Start of RAW RECORDS

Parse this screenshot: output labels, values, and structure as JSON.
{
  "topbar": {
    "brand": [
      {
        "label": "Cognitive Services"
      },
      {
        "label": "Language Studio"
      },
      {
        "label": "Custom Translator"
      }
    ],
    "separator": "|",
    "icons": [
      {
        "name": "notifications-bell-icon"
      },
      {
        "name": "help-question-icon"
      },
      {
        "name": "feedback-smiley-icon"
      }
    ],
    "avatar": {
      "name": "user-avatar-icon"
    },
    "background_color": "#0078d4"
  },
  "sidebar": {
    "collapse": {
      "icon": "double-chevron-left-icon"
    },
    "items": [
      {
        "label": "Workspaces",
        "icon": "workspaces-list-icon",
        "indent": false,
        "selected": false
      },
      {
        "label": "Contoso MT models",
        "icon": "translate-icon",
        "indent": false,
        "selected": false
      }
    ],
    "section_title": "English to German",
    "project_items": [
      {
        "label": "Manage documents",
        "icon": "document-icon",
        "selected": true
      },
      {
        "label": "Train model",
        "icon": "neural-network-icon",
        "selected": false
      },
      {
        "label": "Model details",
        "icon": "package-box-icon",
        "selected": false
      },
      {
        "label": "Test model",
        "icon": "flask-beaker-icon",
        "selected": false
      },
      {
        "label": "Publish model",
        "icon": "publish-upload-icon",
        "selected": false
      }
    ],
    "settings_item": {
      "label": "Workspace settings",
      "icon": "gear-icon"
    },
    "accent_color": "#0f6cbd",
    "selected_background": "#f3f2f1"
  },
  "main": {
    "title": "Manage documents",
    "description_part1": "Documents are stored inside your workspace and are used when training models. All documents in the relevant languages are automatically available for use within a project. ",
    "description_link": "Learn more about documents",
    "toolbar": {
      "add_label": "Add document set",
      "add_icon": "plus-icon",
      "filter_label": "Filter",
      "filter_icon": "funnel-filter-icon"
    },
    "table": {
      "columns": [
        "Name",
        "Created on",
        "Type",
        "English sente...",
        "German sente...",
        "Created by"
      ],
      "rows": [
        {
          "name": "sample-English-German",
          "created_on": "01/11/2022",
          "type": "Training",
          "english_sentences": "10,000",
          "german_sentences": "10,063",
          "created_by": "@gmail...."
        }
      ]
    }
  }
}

End of RAW RECORDS

● **PROBLEM DESCRIPTION**:
The records above should be repeated in full, exactly as given.

● **SOLUTION TO THE EXERCISE**:
Parse this screenshot: output labels, values, and structure as JSON.
{
  "topbar": {
    "brand": [
      {
        "label": "Cognitive Services"
      },
      {
        "label": "Language Studio"
      },
      {
        "label": "Custom Translator"
      }
    ],
    "separator": "|",
    "icons": [
      {
        "name": "notifications-bell-icon"
      },
      {
        "name": "help-question-icon"
      },
      {
        "name": "feedback-smiley-icon"
      }
    ],
    "avatar": {
      "name": "user-avatar-icon"
    },
    "background_color": "#0078d4"
  },
  "sidebar": {
    "collapse": {
      "icon": "double-chevron-left-icon"
    },
    "items": [
      {
        "label": "Workspaces",
        "icon": "workspaces-list-icon",
        "indent": false,
        "selected": false
      },
      {
        "label": "Contoso MT models",
        "icon": "translate-icon",
        "indent": false,
        "selected": false
      }
    ],
    "section_title": "English to German",
    "project_items": [
      {
        "label": "Manage documents",
        "icon": "document-icon",
        "selected": true
      },
      {
        "label": "Train model",
        "icon": "neural-network-icon",
        "selected": false
      },
      {
        "label": "Model details",
        "icon": "package-box-icon",
        "selected": false
      },
      {
        "label": "Test model",
        "icon": "flask-beaker-icon",
        "selected": false
      },
      {
        "label": "Publish model",
        "icon": "publish-upload-icon",
        "selected": false
      }
    ],
    "settings_item": {
      "label": "Workspace settings",
      "icon": "gear-icon"
    },
    "accent_color": "#0f6cbd",
    "selected_background": "#f3f2f1"
  },
  "main": {
    "title": "Manage documents",
    "description_part1": "Documents are stored inside your workspace and are used when training models. All documents in the relevant languages are automatically available for use within a project. ",
    "description_link": "Learn more about documents",
    "toolbar": {
      "add_label": "Add document set",
      "add_icon": "plus-icon",
      "filter_label": "Filter",
      "filter_icon": "funnel-filter-icon"
    },
    "table": {
      "columns": [
        "Name",
        "Created on",
        "Type",
        "English sente...",
        "German sente...",
        "Created by"
      ],
      "rows": [
        {
          "name": "sample-English-German",
          "created_on": "01/11/2022",
          "type": "Training",
          "english_sentences": "10,000",
          "german_sentences": "10,063",
          "created_by": "@gmail...."
        }
      ]
    }
  }
}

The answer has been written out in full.